WHAT YOU SHOULD DO: Return each line of the records holding the string "Change".

Dataset records
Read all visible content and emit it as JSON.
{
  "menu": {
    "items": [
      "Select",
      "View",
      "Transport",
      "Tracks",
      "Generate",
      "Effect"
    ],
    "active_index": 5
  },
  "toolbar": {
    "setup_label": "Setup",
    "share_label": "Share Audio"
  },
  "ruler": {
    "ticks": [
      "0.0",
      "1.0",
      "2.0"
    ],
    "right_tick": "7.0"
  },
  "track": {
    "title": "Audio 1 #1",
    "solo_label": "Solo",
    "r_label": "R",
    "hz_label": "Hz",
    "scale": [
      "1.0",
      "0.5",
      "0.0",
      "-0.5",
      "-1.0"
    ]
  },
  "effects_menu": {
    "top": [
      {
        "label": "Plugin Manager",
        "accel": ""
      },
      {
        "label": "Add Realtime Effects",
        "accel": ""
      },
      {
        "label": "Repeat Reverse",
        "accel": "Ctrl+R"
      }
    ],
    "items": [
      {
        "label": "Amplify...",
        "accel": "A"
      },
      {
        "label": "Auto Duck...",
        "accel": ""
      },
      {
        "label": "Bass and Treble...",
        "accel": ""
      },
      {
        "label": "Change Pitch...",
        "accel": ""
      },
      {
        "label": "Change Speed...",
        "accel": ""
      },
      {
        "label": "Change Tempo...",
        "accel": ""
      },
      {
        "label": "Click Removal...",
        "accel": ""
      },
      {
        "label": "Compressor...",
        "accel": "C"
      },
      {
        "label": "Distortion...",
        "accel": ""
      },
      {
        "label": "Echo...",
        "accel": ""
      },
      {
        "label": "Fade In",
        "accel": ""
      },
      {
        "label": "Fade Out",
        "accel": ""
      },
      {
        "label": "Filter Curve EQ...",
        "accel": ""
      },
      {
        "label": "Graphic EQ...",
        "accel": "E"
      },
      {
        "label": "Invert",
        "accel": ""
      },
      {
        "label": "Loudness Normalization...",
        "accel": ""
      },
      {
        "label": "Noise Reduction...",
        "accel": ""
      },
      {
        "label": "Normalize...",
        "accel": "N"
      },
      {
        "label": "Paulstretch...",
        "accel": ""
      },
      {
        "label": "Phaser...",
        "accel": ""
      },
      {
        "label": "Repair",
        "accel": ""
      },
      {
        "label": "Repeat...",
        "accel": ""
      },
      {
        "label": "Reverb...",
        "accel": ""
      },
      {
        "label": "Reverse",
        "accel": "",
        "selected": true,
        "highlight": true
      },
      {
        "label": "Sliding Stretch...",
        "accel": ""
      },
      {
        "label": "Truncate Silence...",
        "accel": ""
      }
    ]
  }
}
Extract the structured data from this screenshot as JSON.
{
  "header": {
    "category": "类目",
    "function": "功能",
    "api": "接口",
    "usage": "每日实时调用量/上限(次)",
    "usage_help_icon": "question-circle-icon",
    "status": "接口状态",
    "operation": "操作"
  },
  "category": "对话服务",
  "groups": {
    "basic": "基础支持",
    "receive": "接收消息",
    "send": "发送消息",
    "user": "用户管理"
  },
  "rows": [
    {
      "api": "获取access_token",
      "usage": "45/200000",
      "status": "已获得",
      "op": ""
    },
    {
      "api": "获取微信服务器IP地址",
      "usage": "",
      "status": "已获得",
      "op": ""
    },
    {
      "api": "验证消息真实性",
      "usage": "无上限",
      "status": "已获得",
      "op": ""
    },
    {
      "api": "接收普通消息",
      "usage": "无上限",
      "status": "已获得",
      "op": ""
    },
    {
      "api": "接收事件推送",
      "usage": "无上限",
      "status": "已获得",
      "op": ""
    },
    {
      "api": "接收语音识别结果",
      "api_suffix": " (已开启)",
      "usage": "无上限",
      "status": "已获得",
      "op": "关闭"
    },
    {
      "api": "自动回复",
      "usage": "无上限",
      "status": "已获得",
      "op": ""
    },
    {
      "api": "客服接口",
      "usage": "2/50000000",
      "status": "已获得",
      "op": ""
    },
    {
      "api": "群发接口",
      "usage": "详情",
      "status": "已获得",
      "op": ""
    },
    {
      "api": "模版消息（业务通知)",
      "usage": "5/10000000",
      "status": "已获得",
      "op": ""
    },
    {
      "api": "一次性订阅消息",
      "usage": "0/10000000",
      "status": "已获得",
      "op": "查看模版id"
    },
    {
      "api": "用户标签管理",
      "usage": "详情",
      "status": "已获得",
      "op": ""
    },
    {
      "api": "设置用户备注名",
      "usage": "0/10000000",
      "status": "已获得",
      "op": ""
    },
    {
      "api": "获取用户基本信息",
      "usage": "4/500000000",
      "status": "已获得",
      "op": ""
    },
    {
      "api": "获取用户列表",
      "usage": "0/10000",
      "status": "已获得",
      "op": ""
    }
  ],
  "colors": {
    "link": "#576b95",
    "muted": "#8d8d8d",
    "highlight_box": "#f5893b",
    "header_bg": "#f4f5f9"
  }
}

OUTPUT BELOW:
        "label": "Change Pitch...",
        "label": "Change Speed...",
        "label": "Change Tempo...",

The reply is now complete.